## Given problem
Could you print every record below exactly as it appears?

== Provided material ==

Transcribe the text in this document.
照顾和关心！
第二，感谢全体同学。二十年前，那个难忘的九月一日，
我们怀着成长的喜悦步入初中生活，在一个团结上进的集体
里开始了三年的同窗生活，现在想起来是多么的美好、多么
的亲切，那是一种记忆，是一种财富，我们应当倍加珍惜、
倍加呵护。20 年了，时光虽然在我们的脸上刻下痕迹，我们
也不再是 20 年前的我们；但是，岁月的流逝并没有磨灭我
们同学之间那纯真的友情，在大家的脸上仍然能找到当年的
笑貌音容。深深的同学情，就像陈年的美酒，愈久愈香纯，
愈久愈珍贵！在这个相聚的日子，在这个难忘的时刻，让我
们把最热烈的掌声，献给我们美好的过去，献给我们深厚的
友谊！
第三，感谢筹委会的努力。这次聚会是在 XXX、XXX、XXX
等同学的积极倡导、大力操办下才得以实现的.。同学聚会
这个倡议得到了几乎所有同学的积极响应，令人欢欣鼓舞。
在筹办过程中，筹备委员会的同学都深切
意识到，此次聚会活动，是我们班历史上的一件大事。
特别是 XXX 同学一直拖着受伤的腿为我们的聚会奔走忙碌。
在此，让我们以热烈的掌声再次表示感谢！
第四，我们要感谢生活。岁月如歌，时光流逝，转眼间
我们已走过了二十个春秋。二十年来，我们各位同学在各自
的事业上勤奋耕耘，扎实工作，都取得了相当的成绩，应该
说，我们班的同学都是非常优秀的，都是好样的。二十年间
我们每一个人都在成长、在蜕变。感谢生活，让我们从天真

===

## Solution to this problem
Transcribe the text in this document.
照顾和关心！
第二，感谢全体同学。二十年前，那个难忘的九月一日，
我们怀着成长的喜悦步入初中生活，在一个团结上进的集体
里开始了三年的同窗生活，现在想起来是多么的美好、多么
的亲切，那是一种记忆，是一种财富，我们应当倍加珍惜、
倍加呵护。20 年了，时光虽然在我们的脸上刻下痕迹，我们
也不再是 20 年前的我们；但是，岁月的流逝并没有磨灭我
们同学之间那纯真的友情，在大家的脸上仍然能找到当年的
笑貌音容。深深的同学情，就像陈年的美酒，愈久愈香纯，
愈久愈珍贵！在这个相聚的日子，在这个难忘的时刻，让我
们把最热烈的掌声，献给我们美好的过去，献给我们深厚的
友谊！
第三，感谢筹委会的努力。这次聚会是在 XXX、XXX、XXX
等同学的积极倡导、大力操办下才得以实现的.。同学聚会
这个倡议得到了几乎所有同学的积极响应，令人欢欣鼓舞。
在筹办过程中，筹备委员会的同学都深切
意识到，此次聚会活动，是我们班历史上的一件大事。
特别是 XXX 同学一直拖着受伤的腿为我们的聚会奔走忙碌。
在此，让我们以热烈的掌声再次表示感谢！
第四，我们要感谢生活。岁月如歌，时光流逝，转眼间
我们已走过了二十个春秋。二十年来，我们各位同学在各自
的事业上勤奋耕耘，扎实工作，都取得了相当的成绩，应该
说，我们班的同学都是非常优秀的，都是好样的。二十年间
我们每一个人都在成长、在蜕变。感谢生活，让我们从天真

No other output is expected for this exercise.